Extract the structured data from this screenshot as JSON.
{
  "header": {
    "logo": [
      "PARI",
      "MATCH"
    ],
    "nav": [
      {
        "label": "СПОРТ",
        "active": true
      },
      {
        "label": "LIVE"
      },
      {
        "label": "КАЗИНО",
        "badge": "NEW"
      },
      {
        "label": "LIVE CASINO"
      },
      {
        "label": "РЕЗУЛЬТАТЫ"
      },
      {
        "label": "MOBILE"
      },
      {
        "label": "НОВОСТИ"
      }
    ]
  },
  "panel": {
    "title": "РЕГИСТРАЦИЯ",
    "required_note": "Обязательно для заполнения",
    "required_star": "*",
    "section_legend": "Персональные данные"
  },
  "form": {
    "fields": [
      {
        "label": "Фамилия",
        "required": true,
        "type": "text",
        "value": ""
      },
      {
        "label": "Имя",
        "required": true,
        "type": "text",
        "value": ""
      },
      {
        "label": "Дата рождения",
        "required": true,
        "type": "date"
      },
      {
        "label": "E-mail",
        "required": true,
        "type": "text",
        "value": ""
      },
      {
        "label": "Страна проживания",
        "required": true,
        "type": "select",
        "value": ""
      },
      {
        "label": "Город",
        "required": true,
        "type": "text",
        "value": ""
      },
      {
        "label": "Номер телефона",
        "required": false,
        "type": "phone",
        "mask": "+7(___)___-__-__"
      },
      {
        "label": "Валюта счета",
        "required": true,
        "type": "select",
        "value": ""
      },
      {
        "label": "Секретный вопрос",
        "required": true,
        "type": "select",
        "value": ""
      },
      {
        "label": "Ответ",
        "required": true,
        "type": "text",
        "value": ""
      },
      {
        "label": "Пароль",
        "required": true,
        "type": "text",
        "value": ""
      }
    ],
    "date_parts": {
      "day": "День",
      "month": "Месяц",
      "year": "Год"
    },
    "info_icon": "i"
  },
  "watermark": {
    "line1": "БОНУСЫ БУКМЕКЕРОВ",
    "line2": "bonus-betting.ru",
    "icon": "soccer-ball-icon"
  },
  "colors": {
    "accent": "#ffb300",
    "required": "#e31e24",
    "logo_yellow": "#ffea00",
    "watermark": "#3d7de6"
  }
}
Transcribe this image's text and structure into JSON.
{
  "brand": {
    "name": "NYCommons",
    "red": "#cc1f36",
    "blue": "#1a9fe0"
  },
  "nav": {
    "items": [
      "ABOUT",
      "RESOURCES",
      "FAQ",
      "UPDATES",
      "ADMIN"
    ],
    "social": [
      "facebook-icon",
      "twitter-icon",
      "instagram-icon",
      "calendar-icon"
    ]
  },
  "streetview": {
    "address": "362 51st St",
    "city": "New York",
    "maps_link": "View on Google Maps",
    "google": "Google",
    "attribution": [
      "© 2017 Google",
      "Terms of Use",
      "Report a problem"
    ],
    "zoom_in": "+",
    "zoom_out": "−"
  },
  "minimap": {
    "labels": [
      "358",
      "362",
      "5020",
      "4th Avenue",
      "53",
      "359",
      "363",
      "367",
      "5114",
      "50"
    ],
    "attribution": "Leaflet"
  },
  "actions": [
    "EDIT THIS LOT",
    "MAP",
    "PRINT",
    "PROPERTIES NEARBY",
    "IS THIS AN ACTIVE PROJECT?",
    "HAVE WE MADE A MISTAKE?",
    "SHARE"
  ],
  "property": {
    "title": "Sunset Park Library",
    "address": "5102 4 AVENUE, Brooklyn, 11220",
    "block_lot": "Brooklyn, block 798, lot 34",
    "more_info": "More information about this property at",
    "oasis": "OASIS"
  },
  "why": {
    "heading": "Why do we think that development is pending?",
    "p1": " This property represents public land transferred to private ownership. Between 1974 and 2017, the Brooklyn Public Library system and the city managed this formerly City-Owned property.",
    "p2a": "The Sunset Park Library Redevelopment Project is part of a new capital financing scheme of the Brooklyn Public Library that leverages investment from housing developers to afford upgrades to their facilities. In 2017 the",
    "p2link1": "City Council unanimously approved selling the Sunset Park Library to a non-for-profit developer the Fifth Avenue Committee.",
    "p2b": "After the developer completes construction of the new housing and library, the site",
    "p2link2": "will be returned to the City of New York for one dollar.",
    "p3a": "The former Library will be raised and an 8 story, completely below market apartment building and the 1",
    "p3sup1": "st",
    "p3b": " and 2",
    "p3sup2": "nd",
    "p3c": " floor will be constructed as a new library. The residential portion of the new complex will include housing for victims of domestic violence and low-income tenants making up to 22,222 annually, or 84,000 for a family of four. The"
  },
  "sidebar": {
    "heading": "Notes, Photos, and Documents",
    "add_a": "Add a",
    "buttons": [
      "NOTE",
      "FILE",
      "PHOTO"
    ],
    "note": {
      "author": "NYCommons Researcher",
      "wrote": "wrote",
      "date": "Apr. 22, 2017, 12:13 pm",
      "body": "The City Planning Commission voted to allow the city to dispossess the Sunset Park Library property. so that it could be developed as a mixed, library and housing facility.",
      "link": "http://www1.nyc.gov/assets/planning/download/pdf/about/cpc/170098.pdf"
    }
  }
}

Problem statement: Quote the entire listing above exactly.

The answer:
Extract the structured data from this screenshot as JSON.
{
  "header": {
    "logo": [
      "PARI",
      "MATCH"
    ],
    "nav": [
      {
        "label": "СПОРТ",
        "active": true
      },
      {
        "label": "LIVE"
      },
      {
        "label": "КАЗИНО",
        "badge": "NEW"
      },
      {
        "label": "LIVE CASINO"
      },
      {
        "label": "РЕЗУЛЬТАТЫ"
      },
      {
        "label": "MOBILE"
      },
      {
        "label": "НОВОСТИ"
      }
    ]
  },
  "panel": {
    "title": "РЕГИСТРАЦИЯ",
    "required_note": "Обязательно для заполнения",
    "required_star": "*",
    "section_legend": "Персональные данные"
  },
  "form": {
    "fields": [
      {
        "label": "Фамилия",
        "required": true,
        "type": "text",
        "value": ""
      },
      {
        "label": "Имя",
        "required": true,
        "type": "text",
        "value": ""
      },
      {
        "label": "Дата рождения",
        "required": true,
        "type": "date"
      },
      {
        "label": "E-mail",
        "required": true,
        "type": "text",
        "value": ""
      },
      {
        "label": "Страна проживания",
        "required": true,
        "type": "select",
        "value": ""
      },
      {
        "label": "Город",
        "required": true,
        "type": "text",
        "value": ""
      },
      {
        "label": "Номер телефона",
        "required": false,
        "type": "phone",
        "mask": "+7(___)___-__-__"
      },
      {
        "label": "Валюта счета",
        "required": true,
        "type": "select",
        "value": ""
      },
      {
        "label": "Секретный вопрос",
        "required": true,
        "type": "select",
        "value": ""
      },
      {
        "label": "Ответ",
        "required": true,
        "type": "text",
        "value": ""
      },
      {
        "label": "Пароль",
        "required": true,
        "type": "text",
        "value": ""
      }
    ],
    "date_parts": {
      "day": "День",
      "month": "Месяц",
      "year": "Год"
    },
    "info_icon": "i"
  },
  "watermark": {
    "line1": "БОНУСЫ БУКМЕКЕРОВ",
    "line2": "bonus-betting.ru",
    "icon": "soccer-ball-icon"
  },
  "colors": {
    "accent": "#ffb300",
    "required": "#e31e24",
    "logo_yellow": "#ffea00",
    "watermark": "#3d7de6"
  }
}
Transcribe this image's text and structure into JSON.
{
  "brand": {
    "name": "NYCommons",
    "red": "#cc1f36",
    "blue": "#1a9fe0"
  },
  "nav": {
    "items": [
      "ABOUT",
      "RESOURCES",
      "FAQ",
      "UPDATES",
      "ADMIN"
    ],
    "social": [
      "facebook-icon",
      "twitter-icon",
      "instagram-icon",
      "calendar-icon"
    ]
  },
  "streetview": {
    "address": "362 51st St",
    "city": "New York",
    "maps_link": "View on Google Maps",
    "google": "Google",
    "attribution": [
      "© 2017 Google",
      "Terms of Use",
      "Report a problem"
    ],
    "zoom_in": "+",
    "zoom_out": "−"
  },
  "minimap": {
    "labels": [
      "358",
      "362",
      "5020",
      "4th Avenue",
      "53",
      "359",
      "363",
      "367",
      "5114",
      "50"
    ],
    "attribution": "Leaflet"
  },
  "actions": [
    "EDIT THIS LOT",
    "MAP",
    "PRINT",
    "PROPERTIES NEARBY",
    "IS THIS AN ACTIVE PROJECT?",
    "HAVE WE MADE A MISTAKE?",
    "SHARE"
  ],
  "property": {
    "title": "Sunset Park Library",
    "address": "5102 4 AVENUE, Brooklyn, 11220",
    "block_lot": "Brooklyn, block 798, lot 34",
    "more_info": "More information about this property at",
    "oasis": "OASIS"
  },
  "why": {
    "heading": "Why do we think that development is pending?",
    "p1": " This property represents public land transferred to private ownership. Between 1974 and 2017, the Brooklyn Public Library system and the city managed this formerly City-Owned property.",
    "p2a": "The Sunset Park Library Redevelopment Project is part of a new capital financing scheme of the Brooklyn Public Library that leverages investment from housing developers to afford upgrades to their facilities. In 2017 the",
    "p2link1": "City Council unanimously approved selling the Sunset Park Library to a non-for-profit developer the Fifth Avenue Committee.",
    "p2b": "After the developer completes construction of the new housing and library, the site",
    "p2link2": "will be returned to the City of New York for one dollar.",
    "p3a": "The former Library will be raised and an 8 story, completely below market apartment building and the 1",
    "p3sup1": "st",
    "p3b": " and 2",
    "p3sup2": "nd",
    "p3c": " floor will be constructed as a new library. The residential portion of the new complex will include housing for victims of domestic violence and low-income tenants making up to 22,222 annually, or 84,000 for a family of four. The"
  },
  "sidebar": {
    "heading": "Notes, Photos, and Documents",
    "add_a": "Add a",
    "buttons": [
      "NOTE",
      "FILE",
      "PHOTO"
    ],
    "note": {
      "author": "NYCommons Researcher",
      "wrote": "wrote",
      "date": "Apr. 22, 2017, 12:13 pm",
      "body": "The City Planning Commission voted to allow the city to dispossess the Sunset Park Library property. so that it could be developed as a mixed, library and housing facility.",
      "link": "http://www1.nyc.gov/assets/planning/download/pdf/about/cpc/170098.pdf"
    }
  }
}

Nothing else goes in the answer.